• Exercise description:
Give every line of the data again, unchanged, but with no pictures.

[start Records to use]

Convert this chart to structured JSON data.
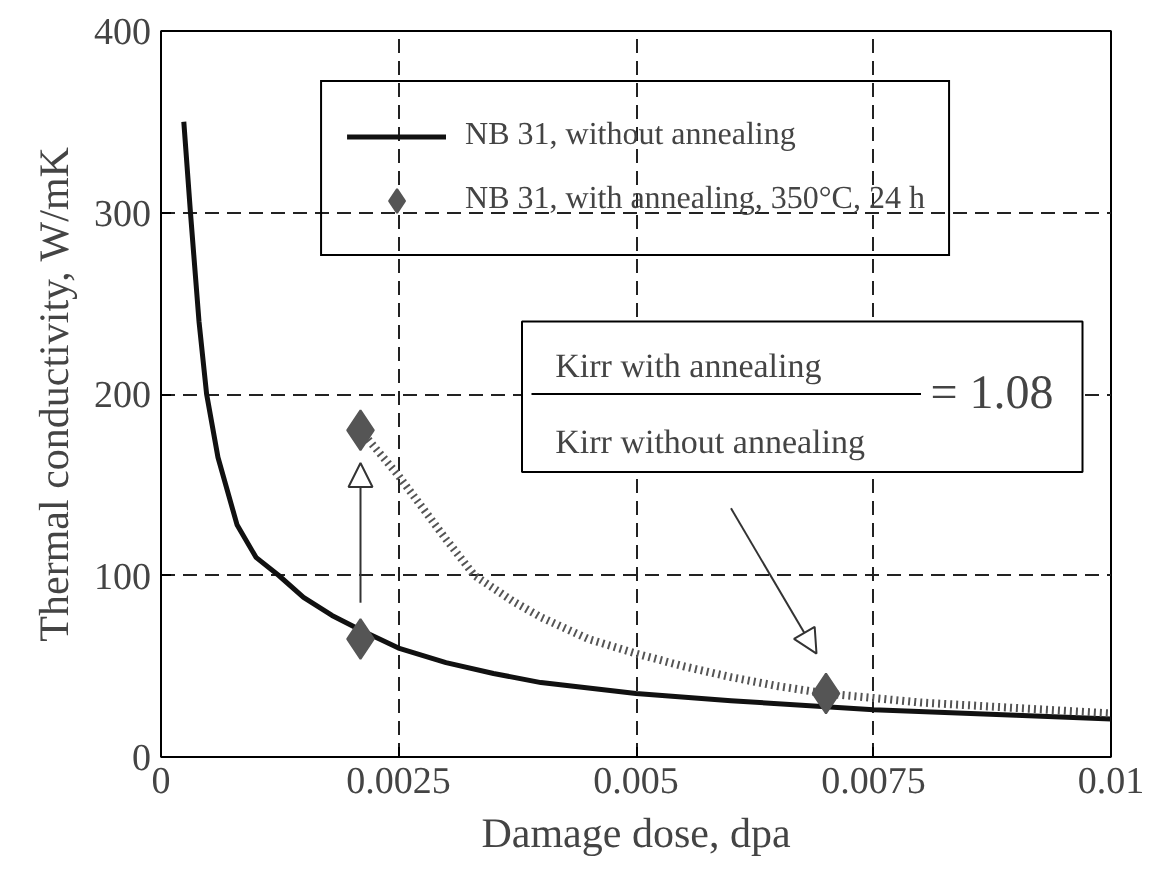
{
  "chart_data": {
    "type": "line",
    "xlabel": "Damage dose, dpa",
    "ylabel": "Thermal conductivity, W/mK",
    "xlim": [
      0,
      0.01
    ],
    "ylim": [
      0,
      400
    ],
    "xticks": [
      0,
      0.0025,
      0.005,
      0.0075,
      0.01
    ],
    "yticks": [
      0,
      100,
      200,
      300,
      400
    ],
    "grid": true,
    "legend": "top",
    "series": [
      {
        "name": "NB 31, without annealing",
        "color": "#111111",
        "line_style": "solid",
        "x": [
          0.00024,
          0.00031,
          0.0004,
          0.00048,
          0.0006,
          0.0008,
          0.001,
          0.00124,
          0.0015,
          0.0018,
          0.0021,
          0.0025,
          0.003,
          0.0035,
          0.004,
          0.005,
          0.006,
          0.0075,
          0.009,
          0.01
        ],
        "values": [
          350,
          300,
          240,
          200,
          165,
          128,
          110,
          100,
          88,
          78,
          70,
          60,
          52,
          46,
          41,
          35,
          31,
          26,
          23,
          21
        ]
      },
      {
        "color": "#555555",
        "line_style": "dotted",
        "x": [
          0.0021,
          0.0025,
          0.003,
          0.0033,
          0.0037,
          0.004,
          0.0045,
          0.005,
          0.0055,
          0.006,
          0.0065,
          0.007,
          0.008,
          0.009,
          0.01
        ],
        "values": [
          180,
          155,
          120,
          100,
          86,
          77,
          65,
          57,
          50,
          44,
          39,
          35,
          30,
          27,
          24
        ]
      },
      {
        "name": "NB 31, with annealing, 350°C, 24 h",
        "type": "scatter",
        "color": "#555555",
        "marker": "diamond",
        "x": [
          0.0021,
          0.0021,
          0.007
        ],
        "values": [
          65,
          180,
          35
        ]
      }
    ],
    "annotations": [
      "Kirr with annealing",
      "Kirr without annealing",
      "= 1.08"
    ]
  }
}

[end Records to use]

• Task output:
Convert this chart to structured JSON data.
{
  "chart_data": {
    "type": "line",
    "xlabel": "Damage dose, dpa",
    "ylabel": "Thermal conductivity, W/mK",
    "xlim": [
      0,
      0.01
    ],
    "ylim": [
      0,
      400
    ],
    "xticks": [
      0,
      0.0025,
      0.005,
      0.0075,
      0.01
    ],
    "yticks": [
      0,
      100,
      200,
      300,
      400
    ],
    "grid": true,
    "legend": "top",
    "series": [
      {
        "name": "NB 31, without annealing",
        "color": "#111111",
        "line_style": "solid",
        "x": [
          0.00024,
          0.00031,
          0.0004,
          0.00048,
          0.0006,
          0.0008,
          0.001,
          0.00124,
          0.0015,
          0.0018,
          0.0021,
          0.0025,
          0.003,
          0.0035,
          0.004,
          0.005,
          0.006,
          0.0075,
          0.009,
          0.01
        ],
        "values": [
          350,
          300,
          240,
          200,
          165,
          128,
          110,
          100,
          88,
          78,
          70,
          60,
          52,
          46,
          41,
          35,
          31,
          26,
          23,
          21
        ]
      },
      {
        "color": "#555555",
        "line_style": "dotted",
        "x": [
          0.0021,
          0.0025,
          0.003,
          0.0033,
          0.0037,
          0.004,
          0.0045,
          0.005,
          0.0055,
          0.006,
          0.0065,
          0.007,
          0.008,
          0.009,
          0.01
        ],
        "values": [
          180,
          155,
          120,
          100,
          86,
          77,
          65,
          57,
          50,
          44,
          39,
          35,
          30,
          27,
          24
        ]
      },
      {
        "name": "NB 31, with annealing, 350°C, 24 h",
        "type": "scatter",
        "color": "#555555",
        "marker": "diamond",
        "x": [
          0.0021,
          0.0021,
          0.007
        ],
        "values": [
          65,
          180,
          35
        ]
      }
    ],
    "annotations": [
      "Kirr with annealing",
      "Kirr without annealing",
      "= 1.08"
    ]
  }
}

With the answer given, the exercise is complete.